Given data:
--- start ---
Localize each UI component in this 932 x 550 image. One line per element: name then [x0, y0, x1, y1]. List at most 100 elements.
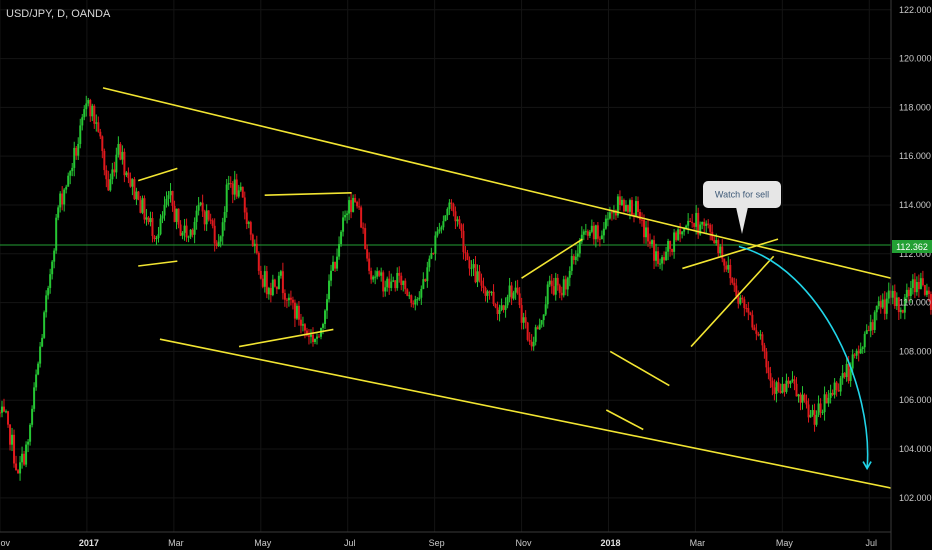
candle-body	[311, 334, 314, 343]
candle-body	[677, 229, 680, 240]
candle-body	[492, 291, 495, 304]
projection-arrow[interactable]	[738, 245, 869, 469]
candle-body	[221, 222, 224, 237]
candle-body	[215, 243, 218, 247]
candle-body	[528, 339, 531, 342]
candle-body	[141, 198, 144, 213]
candle-body	[500, 305, 503, 310]
trendline[interactable]	[137, 167, 178, 182]
trendline[interactable]	[102, 87, 892, 279]
candle-body	[582, 231, 585, 235]
candle-body	[207, 210, 210, 220]
trendline[interactable]	[609, 350, 670, 387]
candle-body	[779, 390, 782, 393]
candle-body	[707, 223, 710, 225]
candle-body	[675, 232, 678, 240]
x-tick-label: Mar	[168, 538, 184, 548]
candle-body	[61, 193, 64, 205]
candle-body	[663, 257, 666, 261]
candle-body	[416, 299, 419, 301]
candle-body	[620, 199, 623, 205]
candle-body	[522, 317, 525, 323]
candle-body	[47, 287, 50, 296]
candle-body	[787, 380, 790, 384]
candle-body	[783, 383, 786, 392]
candle-body	[155, 237, 158, 240]
candle-body	[819, 403, 822, 413]
trendline[interactable]	[521, 238, 583, 279]
candle-body	[422, 279, 425, 289]
candle-body	[81, 117, 84, 126]
y-tick-label: 110.000	[899, 298, 931, 308]
y-tick-label: 116.000	[899, 151, 931, 161]
candle-body	[482, 285, 485, 288]
candle-body	[925, 290, 928, 295]
candle-body	[554, 277, 557, 295]
candle-body	[231, 183, 234, 195]
candle-body	[845, 363, 848, 378]
candle-body	[773, 387, 776, 394]
candle-body	[380, 272, 383, 276]
candle-body	[729, 264, 732, 279]
candle-body	[271, 279, 274, 296]
candle-body	[217, 241, 220, 247]
candle-body	[133, 179, 136, 200]
trendline[interactable]	[264, 191, 352, 197]
trendline[interactable]	[690, 255, 775, 348]
current-price-tag: 112.362	[892, 240, 932, 253]
candle-body	[313, 338, 316, 343]
candle-body	[919, 278, 922, 290]
candle-body	[267, 287, 270, 295]
trendline[interactable]	[605, 409, 644, 431]
candle-body	[703, 221, 706, 226]
candle-body	[474, 264, 477, 283]
trendline[interactable]	[138, 260, 178, 267]
candle-body	[63, 189, 66, 205]
candle-body	[354, 197, 357, 203]
candle-body	[647, 227, 650, 242]
candle-body	[13, 434, 16, 464]
candle-body	[19, 462, 22, 474]
candle-body	[372, 276, 375, 280]
candle-body	[205, 210, 208, 225]
candle-body	[749, 312, 752, 315]
candle-body	[835, 382, 838, 391]
candle-body	[701, 221, 704, 225]
trendline[interactable]	[238, 328, 334, 348]
candle-body	[799, 394, 802, 403]
candle-body	[175, 208, 178, 222]
candle-body	[570, 256, 573, 271]
candle-body	[107, 179, 110, 191]
candle-body	[438, 229, 441, 232]
candle-body	[149, 218, 152, 223]
candle-body	[326, 299, 329, 311]
candle-body	[398, 272, 401, 276]
candle-body	[594, 225, 597, 240]
candle-body	[396, 272, 399, 289]
candle-body	[687, 220, 690, 226]
candle-body	[261, 278, 264, 287]
candle-body	[869, 322, 872, 331]
candle-body	[153, 236, 156, 240]
trendline[interactable]	[159, 338, 892, 489]
candle-body	[23, 453, 26, 465]
y-tick-label: 114.000	[899, 200, 931, 210]
annotation-callout[interactable]	[703, 181, 781, 208]
candle-body	[43, 312, 46, 338]
candle-body	[67, 175, 70, 187]
candle-body	[490, 291, 493, 293]
current-price-label: 112.362	[896, 242, 928, 252]
annotation-callout-pointer	[736, 207, 748, 234]
trendline[interactable]	[682, 238, 779, 270]
candle-body	[187, 236, 190, 238]
candle-body	[309, 334, 312, 337]
candle-body	[901, 309, 904, 313]
candle-body	[390, 281, 393, 288]
candle-body	[426, 267, 429, 282]
candle-body	[87, 100, 90, 104]
candle-body	[556, 277, 559, 286]
candle-body	[927, 290, 930, 295]
candle-body	[249, 222, 252, 235]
--- end ---
The task:
Could you turn the lines above into a JSON list of strings, one string per line, skipping blank lines and leaving out the pictures?

In response:
[
  "Localize each UI component in this 932 x 550 image. One line per element: name then [x0, y0, x1, y1]. List at most 100 elements.",
  "candle-body\t[311, 334, 314, 343]",
  "candle-body\t[677, 229, 680, 240]",
  "candle-body\t[492, 291, 495, 304]",
  "projection-arrow[interactable]\t[738, 245, 869, 469]",
  "candle-body\t[221, 222, 224, 237]",
  "candle-body\t[215, 243, 218, 247]",
  "candle-body\t[528, 339, 531, 342]",
  "candle-body\t[141, 198, 144, 213]",
  "candle-body\t[500, 305, 503, 310]",
  "trendline[interactable]\t[137, 167, 178, 182]",
  "trendline[interactable]\t[102, 87, 892, 279]",
  "candle-body\t[582, 231, 585, 235]",
  "candle-body\t[207, 210, 210, 220]",
  "trendline[interactable]\t[609, 350, 670, 387]",
  "candle-body\t[779, 390, 782, 393]",
  "candle-body\t[707, 223, 710, 225]",
  "candle-body\t[675, 232, 678, 240]",
  "x-tick-label: Mar\t[168, 538, 184, 548]",
  "candle-body\t[61, 193, 64, 205]",
  "candle-body\t[663, 257, 666, 261]",
  "candle-body\t[416, 299, 419, 301]",
  "candle-body\t[620, 199, 623, 205]",
  "candle-body\t[522, 317, 525, 323]",
  "candle-body\t[47, 287, 50, 296]",
  "candle-body\t[787, 380, 790, 384]",
  "candle-body\t[783, 383, 786, 392]",
  "candle-body\t[155, 237, 158, 240]",
  "candle-body\t[819, 403, 822, 413]",
  "trendline[interactable]\t[521, 238, 583, 279]",
  "candle-body\t[422, 279, 425, 289]",
  "candle-body\t[81, 117, 84, 126]",
  "y-tick-label: 110.000\t[899, 298, 931, 308]",
  "y-tick-label: 116.000\t[899, 151, 931, 161]",
  "candle-body\t[482, 285, 485, 288]",
  "candle-body\t[925, 290, 928, 295]",
  "candle-body\t[554, 277, 557, 295]",
  "candle-body\t[231, 183, 234, 195]",
  "candle-body\t[845, 363, 848, 378]",
  "candle-body\t[773, 387, 776, 394]",
  "candle-body\t[380, 272, 383, 276]",
  "candle-body\t[729, 264, 732, 279]",
  "candle-body\t[271, 279, 274, 296]",
  "candle-body\t[217, 241, 220, 247]",
  "candle-body\t[133, 179, 136, 200]",
  "trendline[interactable]\t[264, 191, 352, 197]",
  "trendline[interactable]\t[690, 255, 775, 348]",
  "current-price-tag: 112.362\t[892, 240, 932, 253]",
  "candle-body\t[313, 338, 316, 343]",
  "candle-body\t[919, 278, 922, 290]",
  "candle-body\t[267, 287, 270, 295]",
  "trendline[interactable]\t[605, 409, 644, 431]",
  "candle-body\t[703, 221, 706, 226]",
  "candle-body\t[474, 264, 477, 283]",
  "trendline[interactable]\t[138, 260, 178, 267]",
  "candle-body\t[63, 189, 66, 205]",
  "candle-body\t[354, 197, 357, 203]",
  "candle-body\t[647, 227, 650, 242]",
  "candle-body\t[13, 434, 16, 464]",
  "candle-body\t[19, 462, 22, 474]",
  "candle-body\t[372, 276, 375, 280]",
  "candle-body\t[205, 210, 208, 225]",
  "candle-body\t[749, 312, 752, 315]",
  "candle-body\t[835, 382, 838, 391]",
  "candle-body\t[701, 221, 704, 225]",
  "trendline[interactable]\t[238, 328, 334, 348]",
  "candle-body\t[799, 394, 802, 403]",
  "candle-body\t[175, 208, 178, 222]",
  "candle-body\t[570, 256, 573, 271]",
  "candle-body\t[107, 179, 110, 191]",
  "candle-body\t[438, 229, 441, 232]",
  "candle-body\t[149, 218, 152, 223]",
  "candle-body\t[326, 299, 329, 311]",
  "candle-body\t[398, 272, 401, 276]",
  "candle-body\t[594, 225, 597, 240]",
  "candle-body\t[396, 272, 399, 289]",
  "candle-body\t[687, 220, 690, 226]",
  "candle-body\t[261, 278, 264, 287]",
  "candle-body\t[869, 322, 872, 331]",
  "candle-body\t[153, 236, 156, 240]",
  "trendline[interactable]\t[159, 338, 892, 489]",
  "candle-body\t[23, 453, 26, 465]",
  "y-tick-label: 114.000\t[899, 200, 931, 210]",
  "annotation-callout[interactable]\t[703, 181, 781, 208]",
  "candle-body\t[43, 312, 46, 338]",
  "candle-body\t[67, 175, 70, 187]",
  "candle-body\t[490, 291, 493, 293]",
  "current-price-label: 112.362\t[896, 242, 928, 252]",
  "annotation-callout-pointer\t[736, 207, 748, 234]",
  "trendline[interactable]\t[682, 238, 779, 270]",
  "candle-body\t[187, 236, 190, 238]",
  "candle-body\t[309, 334, 312, 337]",
  "candle-body\t[901, 309, 904, 313]",
  "candle-body\t[390, 281, 393, 288]",
  "candle-body\t[426, 267, 429, 282]",
  "candle-body\t[87, 100, 90, 104]",
  "candle-body\t[556, 277, 559, 286]",
  "candle-body\t[927, 290, 930, 295]",
  "candle-body\t[249, 222, 252, 235]"
]